* begin *

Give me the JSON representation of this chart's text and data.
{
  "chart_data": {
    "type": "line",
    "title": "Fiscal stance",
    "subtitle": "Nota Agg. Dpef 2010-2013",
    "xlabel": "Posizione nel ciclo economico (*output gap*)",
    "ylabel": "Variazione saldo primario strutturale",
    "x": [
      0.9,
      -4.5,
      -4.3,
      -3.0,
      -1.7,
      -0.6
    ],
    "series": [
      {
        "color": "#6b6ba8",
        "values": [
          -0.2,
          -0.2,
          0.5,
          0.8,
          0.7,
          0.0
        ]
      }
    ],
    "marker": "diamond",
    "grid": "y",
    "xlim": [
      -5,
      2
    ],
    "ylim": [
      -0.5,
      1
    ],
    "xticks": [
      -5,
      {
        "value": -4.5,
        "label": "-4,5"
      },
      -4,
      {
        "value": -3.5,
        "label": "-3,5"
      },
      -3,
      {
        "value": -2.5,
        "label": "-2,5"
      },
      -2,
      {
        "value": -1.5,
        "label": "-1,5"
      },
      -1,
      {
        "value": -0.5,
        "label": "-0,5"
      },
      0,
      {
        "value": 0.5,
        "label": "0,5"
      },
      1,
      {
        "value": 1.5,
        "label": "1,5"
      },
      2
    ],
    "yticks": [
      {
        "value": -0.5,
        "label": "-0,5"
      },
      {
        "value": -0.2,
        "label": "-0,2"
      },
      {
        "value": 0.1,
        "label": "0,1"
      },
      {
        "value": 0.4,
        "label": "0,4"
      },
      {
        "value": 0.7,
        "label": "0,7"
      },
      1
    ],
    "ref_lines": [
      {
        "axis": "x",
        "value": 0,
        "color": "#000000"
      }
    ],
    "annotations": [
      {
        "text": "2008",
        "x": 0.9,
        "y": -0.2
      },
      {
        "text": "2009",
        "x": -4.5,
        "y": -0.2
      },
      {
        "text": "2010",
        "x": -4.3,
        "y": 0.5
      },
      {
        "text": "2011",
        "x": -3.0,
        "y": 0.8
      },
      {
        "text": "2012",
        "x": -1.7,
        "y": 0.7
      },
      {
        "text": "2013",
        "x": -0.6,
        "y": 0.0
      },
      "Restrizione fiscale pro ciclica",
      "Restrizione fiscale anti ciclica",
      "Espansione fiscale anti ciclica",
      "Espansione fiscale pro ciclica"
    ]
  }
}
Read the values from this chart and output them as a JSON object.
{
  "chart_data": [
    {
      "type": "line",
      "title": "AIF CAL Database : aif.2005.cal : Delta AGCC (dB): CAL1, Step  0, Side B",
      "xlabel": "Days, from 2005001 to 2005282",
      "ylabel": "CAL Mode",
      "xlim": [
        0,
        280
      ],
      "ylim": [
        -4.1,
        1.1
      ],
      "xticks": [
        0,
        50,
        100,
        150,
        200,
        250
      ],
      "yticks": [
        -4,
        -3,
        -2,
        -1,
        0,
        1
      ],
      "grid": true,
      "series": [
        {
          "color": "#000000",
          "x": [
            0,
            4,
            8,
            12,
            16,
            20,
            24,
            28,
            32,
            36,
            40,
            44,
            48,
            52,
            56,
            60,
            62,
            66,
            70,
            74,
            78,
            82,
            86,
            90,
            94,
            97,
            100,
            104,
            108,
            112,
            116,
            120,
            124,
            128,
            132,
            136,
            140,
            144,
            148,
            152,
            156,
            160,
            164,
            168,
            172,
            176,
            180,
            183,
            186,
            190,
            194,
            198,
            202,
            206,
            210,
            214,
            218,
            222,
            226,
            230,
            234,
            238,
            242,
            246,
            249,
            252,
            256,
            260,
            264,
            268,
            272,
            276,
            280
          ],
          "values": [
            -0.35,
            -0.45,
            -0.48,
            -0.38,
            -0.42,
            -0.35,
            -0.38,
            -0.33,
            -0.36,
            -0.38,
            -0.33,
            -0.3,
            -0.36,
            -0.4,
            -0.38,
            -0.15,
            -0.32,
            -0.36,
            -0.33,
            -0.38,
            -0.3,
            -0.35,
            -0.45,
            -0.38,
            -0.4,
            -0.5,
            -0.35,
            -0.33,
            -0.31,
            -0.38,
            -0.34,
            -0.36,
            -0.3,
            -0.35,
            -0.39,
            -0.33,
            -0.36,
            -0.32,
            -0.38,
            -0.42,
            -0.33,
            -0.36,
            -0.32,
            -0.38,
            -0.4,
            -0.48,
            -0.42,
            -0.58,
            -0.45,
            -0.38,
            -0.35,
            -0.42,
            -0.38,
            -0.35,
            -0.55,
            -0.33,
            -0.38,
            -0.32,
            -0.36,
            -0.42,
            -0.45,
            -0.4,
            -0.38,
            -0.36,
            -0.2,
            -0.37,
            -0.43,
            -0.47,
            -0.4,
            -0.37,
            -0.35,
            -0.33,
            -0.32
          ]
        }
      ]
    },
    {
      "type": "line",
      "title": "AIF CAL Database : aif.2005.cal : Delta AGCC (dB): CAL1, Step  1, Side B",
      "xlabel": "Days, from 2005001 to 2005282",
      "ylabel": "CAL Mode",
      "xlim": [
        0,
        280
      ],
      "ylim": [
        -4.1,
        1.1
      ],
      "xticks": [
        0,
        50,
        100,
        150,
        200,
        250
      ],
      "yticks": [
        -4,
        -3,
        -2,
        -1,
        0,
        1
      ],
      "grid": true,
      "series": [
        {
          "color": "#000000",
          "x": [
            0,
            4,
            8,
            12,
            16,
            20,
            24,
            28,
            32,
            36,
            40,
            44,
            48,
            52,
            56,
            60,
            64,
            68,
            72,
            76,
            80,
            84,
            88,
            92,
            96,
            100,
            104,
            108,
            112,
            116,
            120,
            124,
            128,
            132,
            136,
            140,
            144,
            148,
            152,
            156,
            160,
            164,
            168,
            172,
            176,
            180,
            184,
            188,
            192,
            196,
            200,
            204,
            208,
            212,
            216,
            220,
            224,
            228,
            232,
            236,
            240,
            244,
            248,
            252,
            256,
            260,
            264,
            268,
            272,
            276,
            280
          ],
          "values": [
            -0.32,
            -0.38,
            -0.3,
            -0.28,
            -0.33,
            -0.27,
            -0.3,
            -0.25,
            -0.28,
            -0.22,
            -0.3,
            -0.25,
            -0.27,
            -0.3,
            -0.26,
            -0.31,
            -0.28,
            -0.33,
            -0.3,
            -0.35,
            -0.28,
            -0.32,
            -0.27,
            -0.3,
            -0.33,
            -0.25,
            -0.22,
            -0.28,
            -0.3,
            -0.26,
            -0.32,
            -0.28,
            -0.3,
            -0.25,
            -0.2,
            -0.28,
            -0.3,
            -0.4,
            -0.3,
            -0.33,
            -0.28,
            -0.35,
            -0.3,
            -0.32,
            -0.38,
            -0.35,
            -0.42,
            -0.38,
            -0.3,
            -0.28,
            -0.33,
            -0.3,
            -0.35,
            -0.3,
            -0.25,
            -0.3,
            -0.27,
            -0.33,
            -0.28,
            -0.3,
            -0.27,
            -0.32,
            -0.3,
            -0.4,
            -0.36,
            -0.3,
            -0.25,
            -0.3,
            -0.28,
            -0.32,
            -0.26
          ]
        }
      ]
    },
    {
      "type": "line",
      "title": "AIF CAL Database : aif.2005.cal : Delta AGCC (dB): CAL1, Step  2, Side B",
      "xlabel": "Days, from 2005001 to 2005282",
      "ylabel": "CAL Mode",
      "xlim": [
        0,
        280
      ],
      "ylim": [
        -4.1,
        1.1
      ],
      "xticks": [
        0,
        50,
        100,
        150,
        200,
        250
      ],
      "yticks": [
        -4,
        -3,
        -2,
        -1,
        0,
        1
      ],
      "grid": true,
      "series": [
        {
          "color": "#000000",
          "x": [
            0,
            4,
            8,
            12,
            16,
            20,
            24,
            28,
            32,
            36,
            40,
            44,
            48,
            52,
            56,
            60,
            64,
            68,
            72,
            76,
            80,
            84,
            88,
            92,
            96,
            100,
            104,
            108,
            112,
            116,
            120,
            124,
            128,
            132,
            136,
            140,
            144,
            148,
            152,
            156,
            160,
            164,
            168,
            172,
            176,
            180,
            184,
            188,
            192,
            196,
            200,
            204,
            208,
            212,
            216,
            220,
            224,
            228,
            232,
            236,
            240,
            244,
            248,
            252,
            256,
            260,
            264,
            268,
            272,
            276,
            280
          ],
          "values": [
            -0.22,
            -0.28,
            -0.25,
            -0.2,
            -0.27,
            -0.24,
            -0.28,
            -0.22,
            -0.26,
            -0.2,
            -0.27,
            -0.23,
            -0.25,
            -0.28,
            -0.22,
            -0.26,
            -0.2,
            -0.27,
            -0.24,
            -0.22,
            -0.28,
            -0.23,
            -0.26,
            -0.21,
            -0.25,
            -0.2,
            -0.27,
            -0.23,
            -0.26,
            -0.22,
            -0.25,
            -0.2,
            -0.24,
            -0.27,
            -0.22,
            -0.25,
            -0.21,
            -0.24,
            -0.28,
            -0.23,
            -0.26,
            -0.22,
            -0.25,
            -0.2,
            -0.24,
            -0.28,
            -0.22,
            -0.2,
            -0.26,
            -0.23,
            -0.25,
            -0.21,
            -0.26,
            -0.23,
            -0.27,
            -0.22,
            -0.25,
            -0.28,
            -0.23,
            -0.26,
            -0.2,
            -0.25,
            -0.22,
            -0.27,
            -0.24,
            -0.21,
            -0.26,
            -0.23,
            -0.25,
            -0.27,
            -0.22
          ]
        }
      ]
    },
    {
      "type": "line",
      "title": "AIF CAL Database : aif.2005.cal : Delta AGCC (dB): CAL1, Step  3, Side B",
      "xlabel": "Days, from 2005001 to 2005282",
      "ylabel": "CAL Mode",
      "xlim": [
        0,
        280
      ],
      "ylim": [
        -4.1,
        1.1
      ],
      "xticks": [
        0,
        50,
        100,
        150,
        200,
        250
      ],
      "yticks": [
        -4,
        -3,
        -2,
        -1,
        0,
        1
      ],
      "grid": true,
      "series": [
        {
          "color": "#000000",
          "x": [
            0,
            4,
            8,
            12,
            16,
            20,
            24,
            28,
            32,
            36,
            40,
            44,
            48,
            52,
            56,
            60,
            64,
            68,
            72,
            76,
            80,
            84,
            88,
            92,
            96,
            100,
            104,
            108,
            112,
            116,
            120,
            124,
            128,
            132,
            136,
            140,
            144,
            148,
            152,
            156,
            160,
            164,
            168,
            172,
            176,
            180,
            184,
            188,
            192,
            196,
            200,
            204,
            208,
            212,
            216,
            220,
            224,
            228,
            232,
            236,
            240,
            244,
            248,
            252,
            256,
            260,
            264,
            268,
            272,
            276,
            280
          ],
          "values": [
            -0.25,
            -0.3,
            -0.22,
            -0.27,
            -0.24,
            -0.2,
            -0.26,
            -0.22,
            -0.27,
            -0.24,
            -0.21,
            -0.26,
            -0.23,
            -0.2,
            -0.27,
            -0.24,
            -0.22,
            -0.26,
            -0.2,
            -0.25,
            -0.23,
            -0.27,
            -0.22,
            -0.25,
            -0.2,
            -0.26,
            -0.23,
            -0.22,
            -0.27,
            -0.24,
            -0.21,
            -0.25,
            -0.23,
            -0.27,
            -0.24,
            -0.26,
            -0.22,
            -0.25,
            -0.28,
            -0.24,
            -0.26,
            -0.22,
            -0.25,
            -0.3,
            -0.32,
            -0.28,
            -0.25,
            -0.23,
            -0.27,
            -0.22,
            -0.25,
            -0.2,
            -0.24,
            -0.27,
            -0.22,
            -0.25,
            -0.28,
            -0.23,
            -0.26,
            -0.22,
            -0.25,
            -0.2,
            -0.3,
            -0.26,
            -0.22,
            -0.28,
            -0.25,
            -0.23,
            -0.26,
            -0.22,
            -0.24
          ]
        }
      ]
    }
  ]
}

* end *

- **WHAT YOU SHOULD DO**
Select every line of the records holding the string "AGCC".

- **SOLUTION FOR THIS EXERCISE**
      "title": "AIF CAL Database : aif.2005.cal : Delta AGCC (dB): CAL1, Step  0, Side B",
      "title": "AIF CAL Database : aif.2005.cal : Delta AGCC (dB): CAL1, Step  1, Side B",
      "title": "AIF CAL Database : aif.2005.cal : Delta AGCC (dB): CAL1, Step  2, Side B",
      "title": "AIF CAL Database : aif.2005.cal : Delta AGCC (dB): CAL1, Step  3, Side B",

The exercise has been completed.